■ Work to complete
Reproduce the entries in full, with no changes.
* Start *
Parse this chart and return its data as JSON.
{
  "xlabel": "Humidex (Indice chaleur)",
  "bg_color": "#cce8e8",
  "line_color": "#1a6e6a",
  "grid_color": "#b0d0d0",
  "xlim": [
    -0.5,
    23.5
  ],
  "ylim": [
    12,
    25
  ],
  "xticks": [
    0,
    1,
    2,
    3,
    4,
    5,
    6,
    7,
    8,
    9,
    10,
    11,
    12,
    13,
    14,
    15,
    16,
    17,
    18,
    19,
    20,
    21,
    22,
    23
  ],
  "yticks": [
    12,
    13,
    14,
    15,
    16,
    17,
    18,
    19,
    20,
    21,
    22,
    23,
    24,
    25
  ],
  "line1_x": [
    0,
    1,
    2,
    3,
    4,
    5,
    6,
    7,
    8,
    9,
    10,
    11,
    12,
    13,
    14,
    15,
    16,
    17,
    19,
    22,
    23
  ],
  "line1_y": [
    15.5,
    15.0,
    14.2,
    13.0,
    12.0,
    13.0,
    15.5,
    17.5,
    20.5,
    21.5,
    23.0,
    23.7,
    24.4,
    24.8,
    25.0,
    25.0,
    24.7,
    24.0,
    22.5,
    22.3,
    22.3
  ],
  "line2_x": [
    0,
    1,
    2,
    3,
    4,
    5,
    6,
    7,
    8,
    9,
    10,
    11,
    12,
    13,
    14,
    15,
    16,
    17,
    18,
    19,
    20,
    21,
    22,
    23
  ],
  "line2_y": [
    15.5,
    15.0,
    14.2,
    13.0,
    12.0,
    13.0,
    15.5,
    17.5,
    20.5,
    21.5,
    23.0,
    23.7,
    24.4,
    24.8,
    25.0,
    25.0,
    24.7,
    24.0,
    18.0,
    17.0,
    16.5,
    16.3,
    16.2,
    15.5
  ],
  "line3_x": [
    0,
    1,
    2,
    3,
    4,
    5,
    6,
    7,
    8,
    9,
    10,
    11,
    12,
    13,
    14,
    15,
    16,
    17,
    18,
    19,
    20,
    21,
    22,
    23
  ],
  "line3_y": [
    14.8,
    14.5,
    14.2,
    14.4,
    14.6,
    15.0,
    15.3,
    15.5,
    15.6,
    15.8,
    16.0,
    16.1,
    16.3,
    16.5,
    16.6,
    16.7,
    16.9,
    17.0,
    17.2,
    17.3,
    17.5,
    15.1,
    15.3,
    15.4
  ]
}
* End *
■ Output of the task
Parse this chart and return its data as JSON.
{
  "xlabel": "Humidex (Indice chaleur)",
  "bg_color": "#cce8e8",
  "line_color": "#1a6e6a",
  "grid_color": "#b0d0d0",
  "xlim": [
    -0.5,
    23.5
  ],
  "ylim": [
    12,
    25
  ],
  "xticks": [
    0,
    1,
    2,
    3,
    4,
    5,
    6,
    7,
    8,
    9,
    10,
    11,
    12,
    13,
    14,
    15,
    16,
    17,
    18,
    19,
    20,
    21,
    22,
    23
  ],
  "yticks": [
    12,
    13,
    14,
    15,
    16,
    17,
    18,
    19,
    20,
    21,
    22,
    23,
    24,
    25
  ],
  "line1_x": [
    0,
    1,
    2,
    3,
    4,
    5,
    6,
    7,
    8,
    9,
    10,
    11,
    12,
    13,
    14,
    15,
    16,
    17,
    19,
    22,
    23
  ],
  "line1_y": [
    15.5,
    15.0,
    14.2,
    13.0,
    12.0,
    13.0,
    15.5,
    17.5,
    20.5,
    21.5,
    23.0,
    23.7,
    24.4,
    24.8,
    25.0,
    25.0,
    24.7,
    24.0,
    22.5,
    22.3,
    22.3
  ],
  "line2_x": [
    0,
    1,
    2,
    3,
    4,
    5,
    6,
    7,
    8,
    9,
    10,
    11,
    12,
    13,
    14,
    15,
    16,
    17,
    18,
    19,
    20,
    21,
    22,
    23
  ],
  "line2_y": [
    15.5,
    15.0,
    14.2,
    13.0,
    12.0,
    13.0,
    15.5,
    17.5,
    20.5,
    21.5,
    23.0,
    23.7,
    24.4,
    24.8,
    25.0,
    25.0,
    24.7,
    24.0,
    18.0,
    17.0,
    16.5,
    16.3,
    16.2,
    15.5
  ],
  "line3_x": [
    0,
    1,
    2,
    3,
    4,
    5,
    6,
    7,
    8,
    9,
    10,
    11,
    12,
    13,
    14,
    15,
    16,
    17,
    18,
    19,
    20,
    21,
    22,
    23
  ],
  "line3_y": [
    14.8,
    14.5,
    14.2,
    14.4,
    14.6,
    15.0,
    15.3,
    15.5,
    15.6,
    15.8,
    16.0,
    16.1,
    16.3,
    16.5,
    16.6,
    16.7,
    16.9,
    17.0,
    17.2,
    17.3,
    17.5,
    15.1,
    15.3,
    15.4
  ]
}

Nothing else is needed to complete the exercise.